#### [TASK]
Give a verbatim quotation of every record.

#### [EXTRACTED INFORMATION]

----

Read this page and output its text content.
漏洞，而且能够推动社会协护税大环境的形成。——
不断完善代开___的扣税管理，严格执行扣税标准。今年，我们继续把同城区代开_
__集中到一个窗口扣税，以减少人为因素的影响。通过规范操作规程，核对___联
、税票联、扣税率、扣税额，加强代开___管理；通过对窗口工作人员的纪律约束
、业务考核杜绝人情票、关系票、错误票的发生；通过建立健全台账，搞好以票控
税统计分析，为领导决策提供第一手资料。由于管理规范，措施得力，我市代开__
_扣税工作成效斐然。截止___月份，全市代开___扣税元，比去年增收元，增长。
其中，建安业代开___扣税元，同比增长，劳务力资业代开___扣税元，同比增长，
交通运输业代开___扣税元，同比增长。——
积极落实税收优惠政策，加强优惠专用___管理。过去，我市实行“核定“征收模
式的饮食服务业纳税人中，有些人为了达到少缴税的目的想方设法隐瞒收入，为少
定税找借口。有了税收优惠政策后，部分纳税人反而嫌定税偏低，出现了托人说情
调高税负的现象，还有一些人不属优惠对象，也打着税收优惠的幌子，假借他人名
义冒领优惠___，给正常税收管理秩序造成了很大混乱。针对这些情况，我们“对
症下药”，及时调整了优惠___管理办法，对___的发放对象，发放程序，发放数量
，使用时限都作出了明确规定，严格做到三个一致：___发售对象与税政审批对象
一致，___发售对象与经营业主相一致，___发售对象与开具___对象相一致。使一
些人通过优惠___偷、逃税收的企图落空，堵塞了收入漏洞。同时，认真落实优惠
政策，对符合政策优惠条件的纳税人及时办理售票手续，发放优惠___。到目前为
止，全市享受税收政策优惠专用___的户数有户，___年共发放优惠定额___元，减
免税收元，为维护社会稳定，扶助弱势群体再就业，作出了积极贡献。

----

#### [SOLUTION BELOW]
Read this page and output its text content.
漏洞，而且能够推动社会协护税大环境的形成。——
不断完善代开___的扣税管理，严格执行扣税标准。今年，我们继续把同城区代开_
__集中到一个窗口扣税，以减少人为因素的影响。通过规范操作规程，核对___联
、税票联、扣税率、扣税额，加强代开___管理；通过对窗口工作人员的纪律约束
、业务考核杜绝人情票、关系票、错误票的发生；通过建立健全台账，搞好以票控
税统计分析，为领导决策提供第一手资料。由于管理规范，措施得力，我市代开__
_扣税工作成效斐然。截止___月份，全市代开___扣税元，比去年增收元，增长。
其中，建安业代开___扣税元，同比增长，劳务力资业代开___扣税元，同比增长，
交通运输业代开___扣税元，同比增长。——
积极落实税收优惠政策，加强优惠专用___管理。过去，我市实行“核定“征收模
式的饮食服务业纳税人中，有些人为了达到少缴税的目的想方设法隐瞒收入，为少
定税找借口。有了税收优惠政策后，部分纳税人反而嫌定税偏低，出现了托人说情
调高税负的现象，还有一些人不属优惠对象，也打着税收优惠的幌子，假借他人名
义冒领优惠___，给正常税收管理秩序造成了很大混乱。针对这些情况，我们“对
症下药”，及时调整了优惠___管理办法，对___的发放对象，发放程序，发放数量
，使用时限都作出了明确规定，严格做到三个一致：___发售对象与税政审批对象
一致，___发售对象与经营业主相一致，___发售对象与开具___对象相一致。使一
些人通过优惠___偷、逃税收的企图落空，堵塞了收入漏洞。同时，认真落实优惠
政策，对符合政策优惠条件的纳税人及时办理售票手续，发放优惠___。到目前为
止，全市享受税收政策优惠专用___的户数有户，___年共发放优惠定额___元，减
免税收元，为维护社会稳定，扶助弱势群体再就业，作出了积极贡献。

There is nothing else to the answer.